• GIVEN TASK
Transcribe all of the records word for word, but omit the pictures.

• PROVIDED RECORDS
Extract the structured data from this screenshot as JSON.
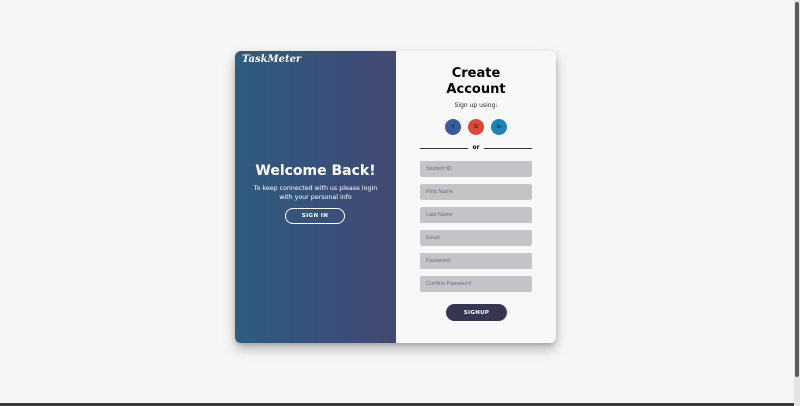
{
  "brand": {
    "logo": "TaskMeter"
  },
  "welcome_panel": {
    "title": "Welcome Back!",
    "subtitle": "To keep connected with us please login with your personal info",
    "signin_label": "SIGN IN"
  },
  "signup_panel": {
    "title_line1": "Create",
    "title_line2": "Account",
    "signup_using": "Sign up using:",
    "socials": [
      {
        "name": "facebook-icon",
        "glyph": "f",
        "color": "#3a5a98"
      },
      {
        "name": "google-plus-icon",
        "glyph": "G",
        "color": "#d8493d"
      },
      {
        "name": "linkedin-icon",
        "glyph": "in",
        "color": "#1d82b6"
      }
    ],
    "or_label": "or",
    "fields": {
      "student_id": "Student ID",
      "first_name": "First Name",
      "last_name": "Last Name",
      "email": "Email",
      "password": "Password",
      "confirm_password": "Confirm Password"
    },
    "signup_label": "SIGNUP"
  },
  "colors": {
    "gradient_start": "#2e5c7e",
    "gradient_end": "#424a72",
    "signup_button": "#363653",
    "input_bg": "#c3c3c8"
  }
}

• SOLUTION TO THIS PROBLEM
Extract the structured data from this screenshot as JSON.
{
  "brand": {
    "logo": "TaskMeter"
  },
  "welcome_panel": {
    "title": "Welcome Back!",
    "subtitle": "To keep connected with us please login with your personal info",
    "signin_label": "SIGN IN"
  },
  "signup_panel": {
    "title_line1": "Create",
    "title_line2": "Account",
    "signup_using": "Sign up using:",
    "socials": [
      {
        "name": "facebook-icon",
        "glyph": "f",
        "color": "#3a5a98"
      },
      {
        "name": "google-plus-icon",
        "glyph": "G",
        "color": "#d8493d"
      },
      {
        "name": "linkedin-icon",
        "glyph": "in",
        "color": "#1d82b6"
      }
    ],
    "or_label": "or",
    "fields": {
      "student_id": "Student ID",
      "first_name": "First Name",
      "last_name": "Last Name",
      "email": "Email",
      "password": "Password",
      "confirm_password": "Confirm Password"
    },
    "signup_label": "SIGNUP"
  },
  "colors": {
    "gradient_start": "#2e5c7e",
    "gradient_end": "#424a72",
    "signup_button": "#363653",
    "input_bg": "#c3c3c8"
  }
}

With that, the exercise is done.